* **Exercise goal**: Could you output each line of the data that follows exactly?

* **Material for the task**:
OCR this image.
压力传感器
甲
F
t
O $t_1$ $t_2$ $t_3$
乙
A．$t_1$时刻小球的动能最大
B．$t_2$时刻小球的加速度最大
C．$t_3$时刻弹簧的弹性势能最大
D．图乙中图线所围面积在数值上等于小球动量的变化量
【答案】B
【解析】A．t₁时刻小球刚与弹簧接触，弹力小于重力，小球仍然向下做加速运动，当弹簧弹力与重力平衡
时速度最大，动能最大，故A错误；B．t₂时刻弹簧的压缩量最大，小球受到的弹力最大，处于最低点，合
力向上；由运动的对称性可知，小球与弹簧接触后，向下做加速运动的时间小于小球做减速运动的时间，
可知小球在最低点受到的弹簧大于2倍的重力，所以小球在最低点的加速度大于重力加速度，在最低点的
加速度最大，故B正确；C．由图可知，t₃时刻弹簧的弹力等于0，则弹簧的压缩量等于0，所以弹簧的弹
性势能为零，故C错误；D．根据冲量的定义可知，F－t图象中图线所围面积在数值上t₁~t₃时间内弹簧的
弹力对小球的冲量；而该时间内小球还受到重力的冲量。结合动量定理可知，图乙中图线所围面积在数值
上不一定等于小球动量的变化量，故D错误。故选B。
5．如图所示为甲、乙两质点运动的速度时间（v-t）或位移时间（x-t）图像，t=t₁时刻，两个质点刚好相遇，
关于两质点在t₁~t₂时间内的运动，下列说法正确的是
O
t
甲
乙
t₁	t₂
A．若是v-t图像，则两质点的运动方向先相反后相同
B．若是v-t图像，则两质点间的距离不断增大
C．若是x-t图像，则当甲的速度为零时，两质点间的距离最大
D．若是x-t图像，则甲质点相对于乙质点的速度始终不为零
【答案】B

* **Response below**:
OCR this image.
压力传感器
甲
F
t
O $t_1$ $t_2$ $t_3$
乙
A．$t_1$时刻小球的动能最大
B．$t_2$时刻小球的加速度最大
C．$t_3$时刻弹簧的弹性势能最大
D．图乙中图线所围面积在数值上等于小球动量的变化量
【答案】B
【解析】A．t₁时刻小球刚与弹簧接触，弹力小于重力，小球仍然向下做加速运动，当弹簧弹力与重力平衡
时速度最大，动能最大，故A错误；B．t₂时刻弹簧的压缩量最大，小球受到的弹力最大，处于最低点，合
力向上；由运动的对称性可知，小球与弹簧接触后，向下做加速运动的时间小于小球做减速运动的时间，
可知小球在最低点受到的弹簧大于2倍的重力，所以小球在最低点的加速度大于重力加速度，在最低点的
加速度最大，故B正确；C．由图可知，t₃时刻弹簧的弹力等于0，则弹簧的压缩量等于0，所以弹簧的弹
性势能为零，故C错误；D．根据冲量的定义可知，F－t图象中图线所围面积在数值上t₁~t₃时间内弹簧的
弹力对小球的冲量；而该时间内小球还受到重力的冲量。结合动量定理可知，图乙中图线所围面积在数值
上不一定等于小球动量的变化量，故D错误。故选B。
5．如图所示为甲、乙两质点运动的速度时间（v-t）或位移时间（x-t）图像，t=t₁时刻，两个质点刚好相遇，
关于两质点在t₁~t₂时间内的运动，下列说法正确的是
O
t
甲
乙
t₁	t₂
A．若是v-t图像，则两质点的运动方向先相反后相同
B．若是v-t图像，则两质点间的距离不断增大
C．若是x-t图像，则当甲的速度为零时，两质点间的距离最大
D．若是x-t图像，则甲质点相对于乙质点的速度始终不为零
【答案】B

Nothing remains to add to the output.